## START Dataset content

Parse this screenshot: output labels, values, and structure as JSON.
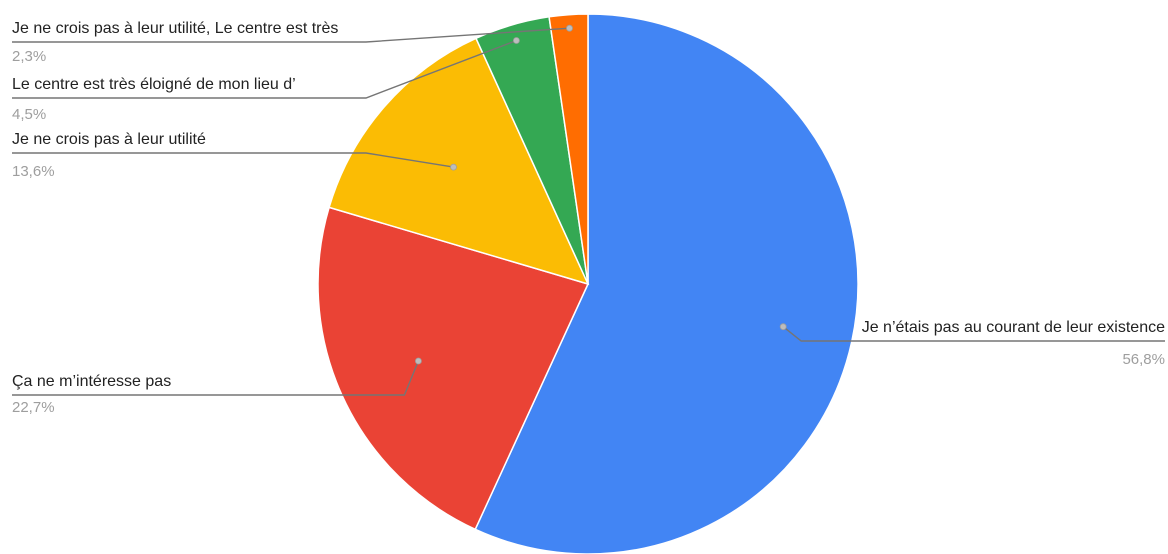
{
  "chart_data": {
    "type": "pie",
    "slices": [
      {
        "label": "Je n’étais pas au courant de leur existence",
        "value": 56.8,
        "value_label": "56,8%",
        "color": "#4285F4"
      },
      {
        "label": "Ça ne m’intéresse pas",
        "value": 22.7,
        "value_label": "22,7%",
        "color": "#EA4335"
      },
      {
        "label": "Je ne crois pas à leur utilité",
        "value": 13.6,
        "value_label": "13,6%",
        "color": "#FBBC04"
      },
      {
        "label": "Le centre est très éloigné de mon lieu d’",
        "value": 4.5,
        "value_label": "4,5%",
        "color": "#34A853"
      },
      {
        "label": "Je ne crois pas à leur utilité, Le centre est très",
        "value": 2.3,
        "value_label": "2,3%",
        "color": "#FF6D01"
      }
    ],
    "start_angle": "12 o'clock",
    "direction": "clockwise",
    "legend": "none (labels with leader lines)"
  }
}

## END Dataset content

Goal: The records above need to be restated word for word, with the pictures left out.

Full output:
Parse this screenshot: output labels, values, and structure as JSON.
{
  "chart_data": {
    "type": "pie",
    "slices": [
      {
        "label": "Je n’étais pas au courant de leur existence",
        "value": 56.8,
        "value_label": "56,8%",
        "color": "#4285F4"
      },
      {
        "label": "Ça ne m’intéresse pas",
        "value": 22.7,
        "value_label": "22,7%",
        "color": "#EA4335"
      },
      {
        "label": "Je ne crois pas à leur utilité",
        "value": 13.6,
        "value_label": "13,6%",
        "color": "#FBBC04"
      },
      {
        "label": "Le centre est très éloigné de mon lieu d’",
        "value": 4.5,
        "value_label": "4,5%",
        "color": "#34A853"
      },
      {
        "label": "Je ne crois pas à leur utilité, Le centre est très",
        "value": 2.3,
        "value_label": "2,3%",
        "color": "#FF6D01"
      }
    ],
    "start_angle": "12 o'clock",
    "direction": "clockwise",
    "legend": "none (labels with leader lines)"
  }
}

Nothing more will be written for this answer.